* **Dataset listings of figures**

----

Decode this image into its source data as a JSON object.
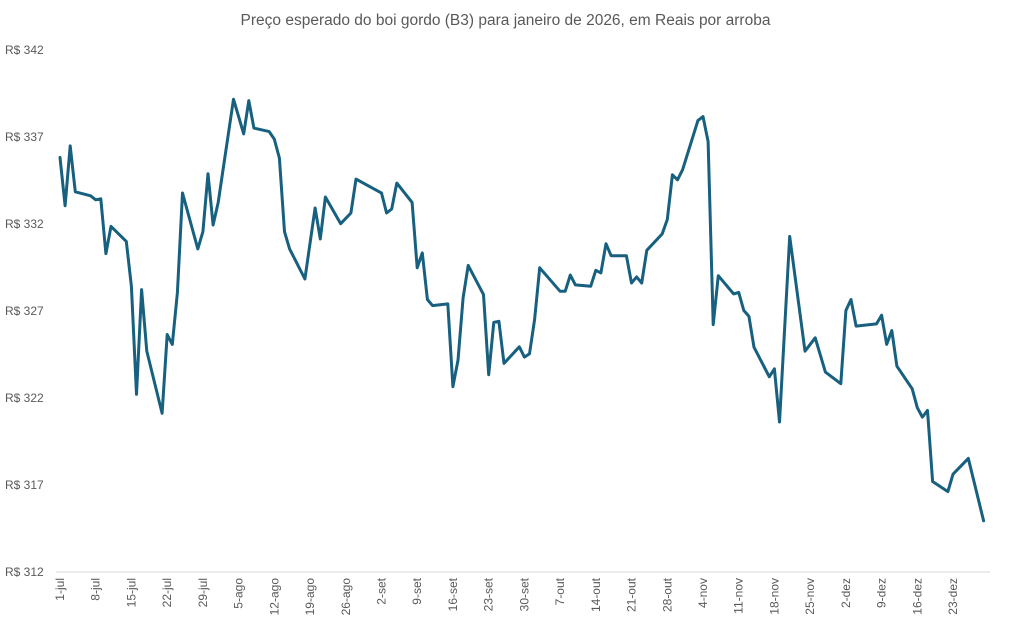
{
  "chart_data": {
    "type": "line",
    "title": "Preço esperado do boi gordo (B3) para janeiro de 2026, em Reais por arroba",
    "xlabel": "",
    "ylabel": "",
    "ylim": [
      312,
      342
    ],
    "y_ticks": [
      312,
      317,
      322,
      327,
      332,
      337,
      342
    ],
    "y_tick_prefix": "R$ ",
    "x_ticks": [
      "1-jul",
      "8-jul",
      "15-jul",
      "22-jul",
      "29-jul",
      "5-ago",
      "12-ago",
      "19-ago",
      "26-ago",
      "2-set",
      "9-set",
      "16-set",
      "23-set",
      "30-set",
      "7-out",
      "14-out",
      "21-out",
      "28-out",
      "4-nov",
      "11-nov",
      "18-nov",
      "25-nov",
      "2-dez",
      "9-dez",
      "16-dez",
      "23-dez"
    ],
    "grid": false,
    "line_color": "#17607f",
    "series": [
      {
        "x": [
          "1-jul",
          "2-jul",
          "3-jul",
          "4-jul",
          "7-jul",
          "8-jul",
          "9-jul",
          "10-jul",
          "11-jul",
          "14-jul",
          "15-jul",
          "16-jul",
          "17-jul",
          "18-jul",
          "21-jul",
          "22-jul",
          "23-jul",
          "24-jul",
          "25-jul",
          "28-jul",
          "29-jul",
          "30-jul",
          "31-jul",
          "1-ago",
          "4-ago",
          "6-ago",
          "7-ago",
          "8-ago",
          "11-ago",
          "12-ago",
          "13-ago",
          "14-ago",
          "15-ago",
          "18-ago",
          "20-ago",
          "21-ago",
          "22-ago",
          "25-ago",
          "27-ago",
          "28-ago",
          "2-set",
          "3-set",
          "4-set",
          "5-set",
          "8-set",
          "9-set",
          "10-set",
          "11-set",
          "12-set",
          "15-set",
          "16-set",
          "17-set",
          "18-set",
          "19-set",
          "22-set",
          "23-set",
          "24-set",
          "25-set",
          "26-set",
          "29-set",
          "30-set",
          "1-out",
          "2-out",
          "3-out",
          "7-out",
          "8-out",
          "9-out",
          "10-out",
          "13-out",
          "14-out",
          "15-out",
          "16-out",
          "17-out",
          "20-out",
          "21-out",
          "22-out",
          "23-out",
          "24-out",
          "27-out",
          "28-out",
          "29-out",
          "30-out",
          "31-out",
          "3-nov",
          "4-nov",
          "5-nov",
          "6-nov",
          "7-nov",
          "10-nov",
          "11-nov",
          "12-nov",
          "13-nov",
          "14-nov",
          "17-nov",
          "18-nov",
          "19-nov",
          "21-nov",
          "24-nov",
          "26-nov",
          "28-nov",
          "1-dez",
          "2-dez",
          "3-dez",
          "4-dez",
          "8-dez",
          "9-dez",
          "10-dez",
          "11-dez",
          "12-dez",
          "15-dez",
          "16-dez",
          "17-dez",
          "18-dez",
          "19-dez",
          "22-dez",
          "23-dez",
          "26-dez",
          "29-dez"
        ],
        "y": [
          335.82,
          333.05,
          336.49,
          333.85,
          333.62,
          333.39,
          333.45,
          330.3,
          331.86,
          331.0,
          328.42,
          322.21,
          328.23,
          324.69,
          321.12,
          325.65,
          325.08,
          328.06,
          333.78,
          330.57,
          331.56,
          334.89,
          331.94,
          333.24,
          339.17,
          337.18,
          339.09,
          337.51,
          337.31,
          336.88,
          335.79,
          331.56,
          330.57,
          328.84,
          332.92,
          331.14,
          333.55,
          332.02,
          332.63,
          334.58,
          333.78,
          332.63,
          332.86,
          334.35,
          333.24,
          329.48,
          330.34,
          327.66,
          327.31,
          327.41,
          322.65,
          324.17,
          327.75,
          329.62,
          327.94,
          323.34,
          326.35,
          326.41,
          323.99,
          324.94,
          324.35,
          324.54,
          326.51,
          329.48,
          328.13,
          328.13,
          329.07,
          328.5,
          328.42,
          329.34,
          329.19,
          330.87,
          330.18,
          330.18,
          328.61,
          328.96,
          328.61,
          330.49,
          331.43,
          332.26,
          334.83,
          334.54,
          335.12,
          337.94,
          338.17,
          336.74,
          326.22,
          329.03,
          327.98,
          328.07,
          327.03,
          326.7,
          324.92,
          323.22,
          323.68,
          320.62,
          331.29,
          324.69,
          325.46,
          323.49,
          322.82,
          327.03,
          327.66,
          326.13,
          326.26,
          326.76,
          325.08,
          325.88,
          323.83,
          322.53,
          321.44,
          320.9,
          321.29,
          317.2,
          316.62,
          317.62,
          318.53,
          314.94
        ]
      }
    ]
  }
}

----

* **Aim**
Repeat the data exactly in full, omitting its pictures.

* **Final answer**
Decode this image into its source data as a JSON object.
{
  "chart_data": {
    "type": "line",
    "title": "Preço esperado do boi gordo (B3) para janeiro de 2026, em Reais por arroba",
    "xlabel": "",
    "ylabel": "",
    "ylim": [
      312,
      342
    ],
    "y_ticks": [
      312,
      317,
      322,
      327,
      332,
      337,
      342
    ],
    "y_tick_prefix": "R$ ",
    "x_ticks": [
      "1-jul",
      "8-jul",
      "15-jul",
      "22-jul",
      "29-jul",
      "5-ago",
      "12-ago",
      "19-ago",
      "26-ago",
      "2-set",
      "9-set",
      "16-set",
      "23-set",
      "30-set",
      "7-out",
      "14-out",
      "21-out",
      "28-out",
      "4-nov",
      "11-nov",
      "18-nov",
      "25-nov",
      "2-dez",
      "9-dez",
      "16-dez",
      "23-dez"
    ],
    "grid": false,
    "line_color": "#17607f",
    "series": [
      {
        "x": [
          "1-jul",
          "2-jul",
          "3-jul",
          "4-jul",
          "7-jul",
          "8-jul",
          "9-jul",
          "10-jul",
          "11-jul",
          "14-jul",
          "15-jul",
          "16-jul",
          "17-jul",
          "18-jul",
          "21-jul",
          "22-jul",
          "23-jul",
          "24-jul",
          "25-jul",
          "28-jul",
          "29-jul",
          "30-jul",
          "31-jul",
          "1-ago",
          "4-ago",
          "6-ago",
          "7-ago",
          "8-ago",
          "11-ago",
          "12-ago",
          "13-ago",
          "14-ago",
          "15-ago",
          "18-ago",
          "20-ago",
          "21-ago",
          "22-ago",
          "25-ago",
          "27-ago",
          "28-ago",
          "2-set",
          "3-set",
          "4-set",
          "5-set",
          "8-set",
          "9-set",
          "10-set",
          "11-set",
          "12-set",
          "15-set",
          "16-set",
          "17-set",
          "18-set",
          "19-set",
          "22-set",
          "23-set",
          "24-set",
          "25-set",
          "26-set",
          "29-set",
          "30-set",
          "1-out",
          "2-out",
          "3-out",
          "7-out",
          "8-out",
          "9-out",
          "10-out",
          "13-out",
          "14-out",
          "15-out",
          "16-out",
          "17-out",
          "20-out",
          "21-out",
          "22-out",
          "23-out",
          "24-out",
          "27-out",
          "28-out",
          "29-out",
          "30-out",
          "31-out",
          "3-nov",
          "4-nov",
          "5-nov",
          "6-nov",
          "7-nov",
          "10-nov",
          "11-nov",
          "12-nov",
          "13-nov",
          "14-nov",
          "17-nov",
          "18-nov",
          "19-nov",
          "21-nov",
          "24-nov",
          "26-nov",
          "28-nov",
          "1-dez",
          "2-dez",
          "3-dez",
          "4-dez",
          "8-dez",
          "9-dez",
          "10-dez",
          "11-dez",
          "12-dez",
          "15-dez",
          "16-dez",
          "17-dez",
          "18-dez",
          "19-dez",
          "22-dez",
          "23-dez",
          "26-dez",
          "29-dez"
        ],
        "y": [
          335.82,
          333.05,
          336.49,
          333.85,
          333.62,
          333.39,
          333.45,
          330.3,
          331.86,
          331.0,
          328.42,
          322.21,
          328.23,
          324.69,
          321.12,
          325.65,
          325.08,
          328.06,
          333.78,
          330.57,
          331.56,
          334.89,
          331.94,
          333.24,
          339.17,
          337.18,
          339.09,
          337.51,
          337.31,
          336.88,
          335.79,
          331.56,
          330.57,
          328.84,
          332.92,
          331.14,
          333.55,
          332.02,
          332.63,
          334.58,
          333.78,
          332.63,
          332.86,
          334.35,
          333.24,
          329.48,
          330.34,
          327.66,
          327.31,
          327.41,
          322.65,
          324.17,
          327.75,
          329.62,
          327.94,
          323.34,
          326.35,
          326.41,
          323.99,
          324.94,
          324.35,
          324.54,
          326.51,
          329.48,
          328.13,
          328.13,
          329.07,
          328.5,
          328.42,
          329.34,
          329.19,
          330.87,
          330.18,
          330.18,
          328.61,
          328.96,
          328.61,
          330.49,
          331.43,
          332.26,
          334.83,
          334.54,
          335.12,
          337.94,
          338.17,
          336.74,
          326.22,
          329.03,
          327.98,
          328.07,
          327.03,
          326.7,
          324.92,
          323.22,
          323.68,
          320.62,
          331.29,
          324.69,
          325.46,
          323.49,
          322.82,
          327.03,
          327.66,
          326.13,
          326.26,
          326.76,
          325.08,
          325.88,
          323.83,
          322.53,
          321.44,
          320.9,
          321.29,
          317.2,
          316.62,
          317.62,
          318.53,
          314.94
        ]
      }
    ]
  }
}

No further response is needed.